YOUR GOAL >> Output the data that follows exactly, line for line.

SUPPLIED INFORMATION >>
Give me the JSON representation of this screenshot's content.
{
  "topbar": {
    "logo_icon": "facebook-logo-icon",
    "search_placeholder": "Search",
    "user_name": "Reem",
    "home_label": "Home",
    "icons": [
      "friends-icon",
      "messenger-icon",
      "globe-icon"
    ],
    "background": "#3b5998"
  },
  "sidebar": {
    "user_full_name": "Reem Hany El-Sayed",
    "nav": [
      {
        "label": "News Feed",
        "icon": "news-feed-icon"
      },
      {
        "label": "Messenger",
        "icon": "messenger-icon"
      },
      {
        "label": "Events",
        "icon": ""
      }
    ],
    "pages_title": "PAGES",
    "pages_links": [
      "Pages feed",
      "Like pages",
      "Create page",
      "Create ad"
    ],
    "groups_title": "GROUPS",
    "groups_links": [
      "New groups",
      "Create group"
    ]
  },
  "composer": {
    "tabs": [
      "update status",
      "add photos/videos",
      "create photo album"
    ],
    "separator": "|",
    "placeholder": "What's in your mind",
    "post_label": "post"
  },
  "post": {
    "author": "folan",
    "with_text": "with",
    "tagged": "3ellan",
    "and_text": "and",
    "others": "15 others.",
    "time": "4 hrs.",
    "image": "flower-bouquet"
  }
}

WORKED ANSWER >>
Give me the JSON representation of this screenshot's content.
{
  "topbar": {
    "logo_icon": "facebook-logo-icon",
    "search_placeholder": "Search",
    "user_name": "Reem",
    "home_label": "Home",
    "icons": [
      "friends-icon",
      "messenger-icon",
      "globe-icon"
    ],
    "background": "#3b5998"
  },
  "sidebar": {
    "user_full_name": "Reem Hany El-Sayed",
    "nav": [
      {
        "label": "News Feed",
        "icon": "news-feed-icon"
      },
      {
        "label": "Messenger",
        "icon": "messenger-icon"
      },
      {
        "label": "Events",
        "icon": ""
      }
    ],
    "pages_title": "PAGES",
    "pages_links": [
      "Pages feed",
      "Like pages",
      "Create page",
      "Create ad"
    ],
    "groups_title": "GROUPS",
    "groups_links": [
      "New groups",
      "Create group"
    ]
  },
  "composer": {
    "tabs": [
      "update status",
      "add photos/videos",
      "create photo album"
    ],
    "separator": "|",
    "placeholder": "What's in your mind",
    "post_label": "post"
  },
  "post": {
    "author": "folan",
    "with_text": "with",
    "tagged": "3ellan",
    "and_text": "and",
    "others": "15 others.",
    "time": "4 hrs.",
    "image": "flower-bouquet"
  }
}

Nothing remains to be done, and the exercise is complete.